Top of Source text
The describing authors indicated a number of distinguishing traits. Some of these are autapomorphies, unique derived characters. The quadrate has a flat facet contacting the quadratojugal. The symphysis of the lower jaws, in which they are fused at the front, is extremely thickened at the top front end, while the top surface is expanded to the rear. Each dentary has at the top inner side a rudimentary triturating shelf pierced by four small oval occlusal foramina. The same shelf has a weakly developed ridge running along its inner edge. The coronoid bone wedges into the underside of the top rear process of the dentary.

Additionally, a unique combination is present of traits that in themselves are not unique. The part of the dentary in front of the large outer side opening is horizontally elongated. The dentary lacks a lower branch at the front, contributing to the symphysis. A separate coronoid bone is present. On the thighbone the minor trochanter is separated from the major trochanter by a clear cleft.

==Paleobiology==
Gobiraptor lived in a mesic habitat, one that was half-dry. As its foot was not arctometatarsal and the animal thus was not a specialised running form, the describing authors considered it unlikely that Gobiraptor was a carnivore. Each dentarium had a grinding plate at the top with small holes on the surface. The thick front lower jaws were specialized for crushing food such as bivalves (durophagy) and seeds (granivory).
Bottom of Source text
Top of Records provided
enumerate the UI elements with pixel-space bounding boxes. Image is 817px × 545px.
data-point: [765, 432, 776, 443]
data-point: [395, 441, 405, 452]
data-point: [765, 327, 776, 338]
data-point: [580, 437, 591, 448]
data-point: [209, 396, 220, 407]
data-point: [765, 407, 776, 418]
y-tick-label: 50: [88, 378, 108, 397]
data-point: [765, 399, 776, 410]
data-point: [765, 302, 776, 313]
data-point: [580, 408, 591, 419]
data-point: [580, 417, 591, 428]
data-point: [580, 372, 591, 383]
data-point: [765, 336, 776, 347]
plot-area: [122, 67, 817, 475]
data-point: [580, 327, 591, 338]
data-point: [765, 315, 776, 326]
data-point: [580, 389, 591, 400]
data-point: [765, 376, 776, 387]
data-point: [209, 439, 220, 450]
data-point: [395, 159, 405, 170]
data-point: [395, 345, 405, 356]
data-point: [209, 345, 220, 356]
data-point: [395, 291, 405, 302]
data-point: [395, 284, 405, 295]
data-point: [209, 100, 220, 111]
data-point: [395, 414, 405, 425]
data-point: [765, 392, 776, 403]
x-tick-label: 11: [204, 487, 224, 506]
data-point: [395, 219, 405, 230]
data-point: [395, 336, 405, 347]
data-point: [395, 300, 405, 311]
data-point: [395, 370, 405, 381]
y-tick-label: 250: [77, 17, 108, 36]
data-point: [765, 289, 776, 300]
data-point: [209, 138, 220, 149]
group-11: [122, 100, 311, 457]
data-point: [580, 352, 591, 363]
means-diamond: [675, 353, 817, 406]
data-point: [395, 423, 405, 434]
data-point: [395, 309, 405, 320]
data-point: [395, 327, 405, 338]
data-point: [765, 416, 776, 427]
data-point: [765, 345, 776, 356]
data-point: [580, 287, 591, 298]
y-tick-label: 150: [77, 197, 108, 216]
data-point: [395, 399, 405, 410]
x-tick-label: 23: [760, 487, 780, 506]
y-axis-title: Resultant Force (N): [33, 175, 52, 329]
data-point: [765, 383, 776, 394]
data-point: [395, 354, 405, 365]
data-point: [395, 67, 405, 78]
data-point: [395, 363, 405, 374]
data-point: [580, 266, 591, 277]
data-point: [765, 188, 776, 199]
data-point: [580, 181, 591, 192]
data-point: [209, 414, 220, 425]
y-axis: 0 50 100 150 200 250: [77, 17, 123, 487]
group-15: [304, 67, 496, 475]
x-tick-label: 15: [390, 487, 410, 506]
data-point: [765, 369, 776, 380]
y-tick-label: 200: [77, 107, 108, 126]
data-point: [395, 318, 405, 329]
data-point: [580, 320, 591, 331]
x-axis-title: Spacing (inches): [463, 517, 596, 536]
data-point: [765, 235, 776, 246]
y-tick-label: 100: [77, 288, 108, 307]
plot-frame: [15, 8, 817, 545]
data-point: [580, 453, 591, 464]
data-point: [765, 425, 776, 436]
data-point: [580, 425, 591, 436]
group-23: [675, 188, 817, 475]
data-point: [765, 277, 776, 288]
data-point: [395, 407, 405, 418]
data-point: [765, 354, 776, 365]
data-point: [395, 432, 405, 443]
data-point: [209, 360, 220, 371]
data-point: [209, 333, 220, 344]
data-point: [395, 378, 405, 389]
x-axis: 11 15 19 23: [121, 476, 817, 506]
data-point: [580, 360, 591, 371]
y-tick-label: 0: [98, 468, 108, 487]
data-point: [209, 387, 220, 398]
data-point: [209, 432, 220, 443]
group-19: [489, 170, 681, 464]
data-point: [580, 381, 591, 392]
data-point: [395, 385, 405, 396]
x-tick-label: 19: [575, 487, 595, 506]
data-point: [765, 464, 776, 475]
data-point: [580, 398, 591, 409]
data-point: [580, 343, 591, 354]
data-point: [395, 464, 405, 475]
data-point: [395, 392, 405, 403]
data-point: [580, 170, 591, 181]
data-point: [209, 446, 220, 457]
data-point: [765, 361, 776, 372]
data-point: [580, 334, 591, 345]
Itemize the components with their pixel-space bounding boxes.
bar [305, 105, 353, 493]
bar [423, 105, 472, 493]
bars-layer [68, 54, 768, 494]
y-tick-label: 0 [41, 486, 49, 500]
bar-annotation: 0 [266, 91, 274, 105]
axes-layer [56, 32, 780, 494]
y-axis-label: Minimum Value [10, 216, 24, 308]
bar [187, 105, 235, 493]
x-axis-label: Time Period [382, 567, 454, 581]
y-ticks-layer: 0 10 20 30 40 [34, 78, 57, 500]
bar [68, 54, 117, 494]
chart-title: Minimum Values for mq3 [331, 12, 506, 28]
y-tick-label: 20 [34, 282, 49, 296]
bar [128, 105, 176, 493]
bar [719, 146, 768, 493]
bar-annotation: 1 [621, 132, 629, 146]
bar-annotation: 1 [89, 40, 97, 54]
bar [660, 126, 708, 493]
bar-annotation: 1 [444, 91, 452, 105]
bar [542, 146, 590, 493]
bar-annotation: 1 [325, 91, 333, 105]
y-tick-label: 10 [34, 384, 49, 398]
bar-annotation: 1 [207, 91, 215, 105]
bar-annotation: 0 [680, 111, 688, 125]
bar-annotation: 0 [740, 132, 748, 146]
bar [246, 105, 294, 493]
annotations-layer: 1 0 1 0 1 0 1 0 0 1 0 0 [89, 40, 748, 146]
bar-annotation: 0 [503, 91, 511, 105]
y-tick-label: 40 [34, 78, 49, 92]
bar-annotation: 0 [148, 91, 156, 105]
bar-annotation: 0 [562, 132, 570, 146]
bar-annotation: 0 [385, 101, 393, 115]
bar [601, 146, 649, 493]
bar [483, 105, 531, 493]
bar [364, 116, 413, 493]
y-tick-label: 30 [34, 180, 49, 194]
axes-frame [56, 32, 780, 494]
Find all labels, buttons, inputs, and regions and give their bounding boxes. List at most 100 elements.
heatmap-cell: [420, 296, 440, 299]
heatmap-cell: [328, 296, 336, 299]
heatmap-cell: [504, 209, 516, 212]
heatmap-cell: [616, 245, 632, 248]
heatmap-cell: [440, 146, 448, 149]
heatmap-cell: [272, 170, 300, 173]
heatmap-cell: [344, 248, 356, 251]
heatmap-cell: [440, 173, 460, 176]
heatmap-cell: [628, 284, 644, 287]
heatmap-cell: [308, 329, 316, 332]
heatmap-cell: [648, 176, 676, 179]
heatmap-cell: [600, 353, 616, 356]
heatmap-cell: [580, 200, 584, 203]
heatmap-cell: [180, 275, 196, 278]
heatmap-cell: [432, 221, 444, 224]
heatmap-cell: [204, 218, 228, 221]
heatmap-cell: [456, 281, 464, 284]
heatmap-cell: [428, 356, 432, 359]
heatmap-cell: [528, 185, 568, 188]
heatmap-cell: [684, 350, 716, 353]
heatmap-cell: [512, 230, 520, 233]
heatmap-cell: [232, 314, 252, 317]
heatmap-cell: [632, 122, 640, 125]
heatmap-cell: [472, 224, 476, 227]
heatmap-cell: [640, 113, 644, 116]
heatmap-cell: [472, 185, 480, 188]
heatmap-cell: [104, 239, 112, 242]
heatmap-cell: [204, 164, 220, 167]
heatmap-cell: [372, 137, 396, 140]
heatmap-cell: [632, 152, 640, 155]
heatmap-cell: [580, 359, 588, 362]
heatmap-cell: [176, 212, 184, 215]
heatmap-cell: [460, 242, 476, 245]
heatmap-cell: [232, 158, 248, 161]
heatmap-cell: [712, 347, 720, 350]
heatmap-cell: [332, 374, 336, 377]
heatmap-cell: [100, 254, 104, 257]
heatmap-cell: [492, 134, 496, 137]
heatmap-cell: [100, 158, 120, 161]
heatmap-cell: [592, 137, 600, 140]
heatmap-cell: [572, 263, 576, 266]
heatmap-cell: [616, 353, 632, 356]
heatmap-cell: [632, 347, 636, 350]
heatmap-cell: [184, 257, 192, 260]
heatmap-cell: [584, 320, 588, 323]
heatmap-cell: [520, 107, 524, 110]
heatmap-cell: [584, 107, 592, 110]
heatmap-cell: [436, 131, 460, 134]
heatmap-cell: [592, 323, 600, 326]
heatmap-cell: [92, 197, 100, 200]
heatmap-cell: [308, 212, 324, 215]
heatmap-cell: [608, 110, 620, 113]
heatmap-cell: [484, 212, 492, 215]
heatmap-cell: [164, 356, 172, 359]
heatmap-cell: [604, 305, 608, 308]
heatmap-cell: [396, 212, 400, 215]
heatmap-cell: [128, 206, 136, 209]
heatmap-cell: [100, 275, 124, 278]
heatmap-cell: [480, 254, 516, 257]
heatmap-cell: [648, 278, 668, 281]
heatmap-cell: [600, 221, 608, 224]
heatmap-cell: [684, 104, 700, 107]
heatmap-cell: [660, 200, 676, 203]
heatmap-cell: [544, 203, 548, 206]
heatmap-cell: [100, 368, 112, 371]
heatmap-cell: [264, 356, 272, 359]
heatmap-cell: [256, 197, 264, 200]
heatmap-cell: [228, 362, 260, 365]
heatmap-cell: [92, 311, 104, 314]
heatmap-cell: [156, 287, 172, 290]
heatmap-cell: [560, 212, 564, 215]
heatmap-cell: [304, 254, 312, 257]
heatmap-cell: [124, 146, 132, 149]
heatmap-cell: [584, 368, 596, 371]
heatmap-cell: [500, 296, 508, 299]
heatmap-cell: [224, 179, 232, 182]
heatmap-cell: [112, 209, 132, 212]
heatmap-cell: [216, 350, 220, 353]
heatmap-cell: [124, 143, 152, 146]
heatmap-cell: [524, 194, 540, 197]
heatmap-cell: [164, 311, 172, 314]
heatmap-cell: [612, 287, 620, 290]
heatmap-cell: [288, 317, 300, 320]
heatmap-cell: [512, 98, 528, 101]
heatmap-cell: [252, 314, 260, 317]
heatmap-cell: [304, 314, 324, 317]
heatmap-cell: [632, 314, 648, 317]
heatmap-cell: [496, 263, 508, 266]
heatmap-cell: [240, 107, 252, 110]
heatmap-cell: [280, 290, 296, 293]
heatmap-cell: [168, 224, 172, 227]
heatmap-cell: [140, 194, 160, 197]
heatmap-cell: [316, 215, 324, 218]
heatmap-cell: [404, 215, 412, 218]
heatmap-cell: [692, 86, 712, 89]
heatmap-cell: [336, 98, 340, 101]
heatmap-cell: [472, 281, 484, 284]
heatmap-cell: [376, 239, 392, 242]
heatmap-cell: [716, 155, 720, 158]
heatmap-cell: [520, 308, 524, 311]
Bottom of Records provided
Work to complete >>
- a) In the Gobiraptor text, rewrite the paragraph beginning "Additionally, a unique combination" as a list, keeping its main facts.
- b) According to the Gobiraptor text, what kind of habitat did Gobiraptor live in?
- c) Write out everything in the Gobiraptor text from "Additionally, a unique" down to "a clear cleft.".
The rows are separate material and have nothing to do with the Gobiraptor text.

Answers >>
- a)
Gobiraptor has a unique combination of traits that are not unique on their own:
- The part of the dentary in front of the large outer side opening is horizontally elongated.
- The dentary has no lower front branch contributing to the symphysis.
- A separate coronoid bone is present.
- On the thighbone, a clear cleft separates the minor trochanter from the major trochanter.

- b) A mesic, half-dry habitat.

- c)
Additionally, a unique combination is present of traits that in themselves are not unique. The part of the dentary in front of the large outer side opening is horizontally elongated. The dentary lacks a lower branch at the front, contributing to the symphysis. A separate coronoid bone is present. On the thighbone the minor trochanter is separated from the major trochanter by a clear cleft.